Output every line exactly as written. Leave out pictures.
[START OF Dataset content]
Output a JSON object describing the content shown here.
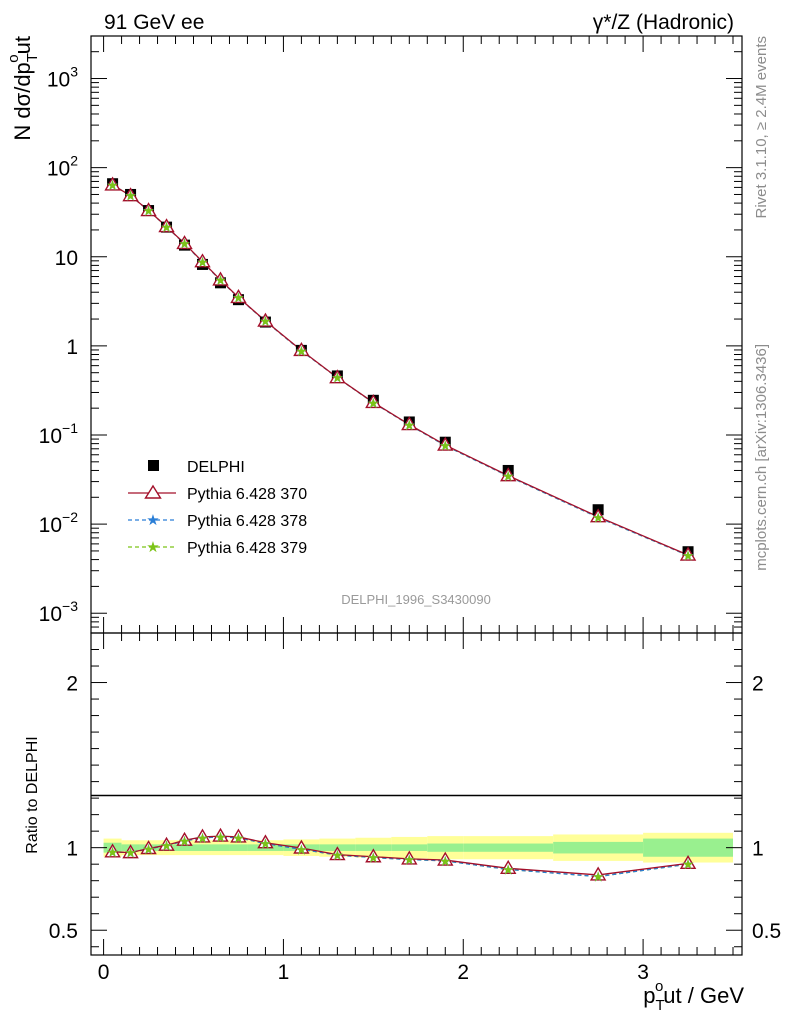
{
  "header": {
    "left": "91 GeV ee",
    "right": "γ*/Z (Hadronic)"
  },
  "side_labels": {
    "rivet": "Rivet 3.1.10, ≥ 2.4M events",
    "mcplots": "mcplots.cern.ch [arXiv:1306.3436]"
  },
  "watermark": "DELPHI_1996_S3430090",
  "colors": {
    "data": "#000000",
    "p370": "#a3102a",
    "p378": "#2a7ed6",
    "p379": "#7cc417",
    "band_inner": "#99f08f",
    "band_outer": "#ffff99"
  },
  "chart_data": [
    {
      "type": "scatter",
      "role": "main",
      "ylabel": "N dσ/dp",
      "ylabel_sub": "T",
      "ylabel_sup": "o",
      "ylabel_tail": "ut",
      "yscale": "log",
      "ylim": [
        0.0006,
        3000
      ],
      "xlim": [
        -0.07,
        3.55
      ],
      "ytick_labels": [
        {
          "v": 0.001,
          "base": "10",
          "exp": "−3"
        },
        {
          "v": 0.01,
          "base": "10",
          "exp": "−2"
        },
        {
          "v": 0.1,
          "base": "10",
          "exp": "−1"
        },
        {
          "v": 1,
          "base": "1",
          "exp": ""
        },
        {
          "v": 10,
          "base": "10",
          "exp": ""
        },
        {
          "v": 100,
          "base": "10",
          "exp": "2"
        },
        {
          "v": 1000,
          "base": "10",
          "exp": "3"
        }
      ],
      "x": [
        0.05,
        0.15,
        0.25,
        0.35,
        0.45,
        0.55,
        0.65,
        0.75,
        0.9,
        1.1,
        1.3,
        1.5,
        1.7,
        1.9,
        2.25,
        2.75,
        3.25
      ],
      "series": [
        {
          "name": "DELPHI",
          "key": "data",
          "values": [
            66,
            50,
            33,
            21.5,
            13.5,
            8.2,
            5.1,
            3.3,
            1.85,
            0.89,
            0.46,
            0.245,
            0.14,
            0.083,
            0.04,
            0.0145,
            0.0049
          ]
        },
        {
          "name": "Pythia 6.428 370",
          "key": "p370",
          "values": [
            64,
            48.5,
            33,
            21.8,
            14.1,
            8.8,
            5.5,
            3.5,
            1.9,
            0.89,
            0.44,
            0.232,
            0.131,
            0.077,
            0.035,
            0.0121,
            0.0045
          ]
        },
        {
          "name": "Pythia 6.428 378",
          "key": "p378",
          "values": [
            64,
            48.5,
            33,
            21.7,
            14.0,
            8.7,
            5.45,
            3.48,
            1.89,
            0.88,
            0.44,
            0.23,
            0.13,
            0.076,
            0.0345,
            0.0119,
            0.00445
          ]
        },
        {
          "name": "Pythia 6.428 379",
          "key": "p379",
          "values": [
            64,
            48.5,
            33,
            21.7,
            14.0,
            8.7,
            5.45,
            3.48,
            1.89,
            0.88,
            0.44,
            0.23,
            0.13,
            0.076,
            0.0345,
            0.0119,
            0.00445
          ]
        }
      ],
      "legend": "left"
    },
    {
      "type": "line",
      "role": "ratio",
      "ylabel": "Ratio to DELPHI",
      "ylim": [
        0.35,
        2.3
      ],
      "xlim": [
        -0.07,
        3.55
      ],
      "yticks": [
        0.5,
        1,
        2
      ],
      "ytick_labels": [
        "0.5",
        "1",
        "2"
      ],
      "xticks": [
        0,
        1,
        2,
        3
      ],
      "xtick_labels": [
        "0",
        "1",
        "2",
        "3"
      ],
      "xlabel": "p",
      "xlabel_sub": "T",
      "xlabel_sup": "o",
      "xlabel_tail": "ut / GeV",
      "band_edges": [
        0,
        0.1,
        0.2,
        0.3,
        0.4,
        0.5,
        0.6,
        0.7,
        0.8,
        1.0,
        1.2,
        1.4,
        1.6,
        1.8,
        2.0,
        2.5,
        3.0,
        3.5
      ],
      "band_inner": [
        0.03,
        0.02,
        0.02,
        0.02,
        0.02,
        0.02,
        0.02,
        0.02,
        0.02,
        0.02,
        0.02,
        0.02,
        0.02,
        0.025,
        0.025,
        0.035,
        0.055
      ],
      "band_outer": [
        0.055,
        0.045,
        0.045,
        0.045,
        0.045,
        0.045,
        0.045,
        0.045,
        0.045,
        0.05,
        0.055,
        0.06,
        0.065,
        0.07,
        0.07,
        0.08,
        0.09
      ],
      "series": [
        {
          "name": "Pythia 6.428 370",
          "key": "p370",
          "values": [
            0.975,
            0.97,
            0.995,
            1.015,
            1.045,
            1.065,
            1.07,
            1.065,
            1.03,
            0.998,
            0.958,
            0.945,
            0.932,
            0.925,
            0.875,
            0.835,
            0.905
          ]
        },
        {
          "name": "Pythia 6.428 378",
          "key": "p378",
          "values": [
            0.975,
            0.97,
            0.993,
            1.013,
            1.04,
            1.06,
            1.065,
            1.06,
            1.025,
            0.99,
            0.955,
            0.94,
            0.928,
            0.92,
            0.868,
            0.825,
            0.9
          ]
        },
        {
          "name": "Pythia 6.428 379",
          "key": "p379",
          "values": [
            0.975,
            0.97,
            0.993,
            1.013,
            1.04,
            1.06,
            1.065,
            1.06,
            1.025,
            0.99,
            0.955,
            0.94,
            0.928,
            0.92,
            0.868,
            0.825,
            0.9
          ]
        }
      ]
    }
  ]
}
[END OF Dataset content]
Solution for this task:
Output a JSON object describing the content shown here.
{
  "header": {
    "left": "91 GeV ee",
    "right": "γ*/Z (Hadronic)"
  },
  "side_labels": {
    "rivet": "Rivet 3.1.10, ≥ 2.4M events",
    "mcplots": "mcplots.cern.ch [arXiv:1306.3436]"
  },
  "watermark": "DELPHI_1996_S3430090",
  "colors": {
    "data": "#000000",
    "p370": "#a3102a",
    "p378": "#2a7ed6",
    "p379": "#7cc417",
    "band_inner": "#99f08f",
    "band_outer": "#ffff99"
  },
  "chart_data": [
    {
      "type": "scatter",
      "role": "main",
      "ylabel": "N dσ/dp",
      "ylabel_sub": "T",
      "ylabel_sup": "o",
      "ylabel_tail": "ut",
      "yscale": "log",
      "ylim": [
        0.0006,
        3000
      ],
      "xlim": [
        -0.07,
        3.55
      ],
      "ytick_labels": [
        {
          "v": 0.001,
          "base": "10",
          "exp": "−3"
        },
        {
          "v": 0.01,
          "base": "10",
          "exp": "−2"
        },
        {
          "v": 0.1,
          "base": "10",
          "exp": "−1"
        },
        {
          "v": 1,
          "base": "1",
          "exp": ""
        },
        {
          "v": 10,
          "base": "10",
          "exp": ""
        },
        {
          "v": 100,
          "base": "10",
          "exp": "2"
        },
        {
          "v": 1000,
          "base": "10",
          "exp": "3"
        }
      ],
      "x": [
        0.05,
        0.15,
        0.25,
        0.35,
        0.45,
        0.55,
        0.65,
        0.75,
        0.9,
        1.1,
        1.3,
        1.5,
        1.7,
        1.9,
        2.25,
        2.75,
        3.25
      ],
      "series": [
        {
          "name": "DELPHI",
          "key": "data",
          "values": [
            66,
            50,
            33,
            21.5,
            13.5,
            8.2,
            5.1,
            3.3,
            1.85,
            0.89,
            0.46,
            0.245,
            0.14,
            0.083,
            0.04,
            0.0145,
            0.0049
          ]
        },
        {
          "name": "Pythia 6.428 370",
          "key": "p370",
          "values": [
            64,
            48.5,
            33,
            21.8,
            14.1,
            8.8,
            5.5,
            3.5,
            1.9,
            0.89,
            0.44,
            0.232,
            0.131,
            0.077,
            0.035,
            0.0121,
            0.0045
          ]
        },
        {
          "name": "Pythia 6.428 378",
          "key": "p378",
          "values": [
            64,
            48.5,
            33,
            21.7,
            14.0,
            8.7,
            5.45,
            3.48,
            1.89,
            0.88,
            0.44,
            0.23,
            0.13,
            0.076,
            0.0345,
            0.0119,
            0.00445
          ]
        },
        {
          "name": "Pythia 6.428 379",
          "key": "p379",
          "values": [
            64,
            48.5,
            33,
            21.7,
            14.0,
            8.7,
            5.45,
            3.48,
            1.89,
            0.88,
            0.44,
            0.23,
            0.13,
            0.076,
            0.0345,
            0.0119,
            0.00445
          ]
        }
      ],
      "legend": "left"
    },
    {
      "type": "line",
      "role": "ratio",
      "ylabel": "Ratio to DELPHI",
      "ylim": [
        0.35,
        2.3
      ],
      "xlim": [
        -0.07,
        3.55
      ],
      "yticks": [
        0.5,
        1,
        2
      ],
      "ytick_labels": [
        "0.5",
        "1",
        "2"
      ],
      "xticks": [
        0,
        1,
        2,
        3
      ],
      "xtick_labels": [
        "0",
        "1",
        "2",
        "3"
      ],
      "xlabel": "p",
      "xlabel_sub": "T",
      "xlabel_sup": "o",
      "xlabel_tail": "ut / GeV",
      "band_edges": [
        0,
        0.1,
        0.2,
        0.3,
        0.4,
        0.5,
        0.6,
        0.7,
        0.8,
        1.0,
        1.2,
        1.4,
        1.6,
        1.8,
        2.0,
        2.5,
        3.0,
        3.5
      ],
      "band_inner": [
        0.03,
        0.02,
        0.02,
        0.02,
        0.02,
        0.02,
        0.02,
        0.02,
        0.02,
        0.02,
        0.02,
        0.02,
        0.02,
        0.025,
        0.025,
        0.035,
        0.055
      ],
      "band_outer": [
        0.055,
        0.045,
        0.045,
        0.045,
        0.045,
        0.045,
        0.045,
        0.045,
        0.045,
        0.05,
        0.055,
        0.06,
        0.065,
        0.07,
        0.07,
        0.08,
        0.09
      ],
      "series": [
        {
          "name": "Pythia 6.428 370",
          "key": "p370",
          "values": [
            0.975,
            0.97,
            0.995,
            1.015,
            1.045,
            1.065,
            1.07,
            1.065,
            1.03,
            0.998,
            0.958,
            0.945,
            0.932,
            0.925,
            0.875,
            0.835,
            0.905
          ]
        },
        {
          "name": "Pythia 6.428 378",
          "key": "p378",
          "values": [
            0.975,
            0.97,
            0.993,
            1.013,
            1.04,
            1.06,
            1.065,
            1.06,
            1.025,
            0.99,
            0.955,
            0.94,
            0.928,
            0.92,
            0.868,
            0.825,
            0.9
          ]
        },
        {
          "name": "Pythia 6.428 379",
          "key": "p379",
          "values": [
            0.975,
            0.97,
            0.993,
            1.013,
            1.04,
            1.06,
            1.065,
            1.06,
            1.025,
            0.99,
            0.955,
            0.94,
            0.928,
            0.92,
            0.868,
            0.825,
            0.9
          ]
        }
      ]
    }
  ]
}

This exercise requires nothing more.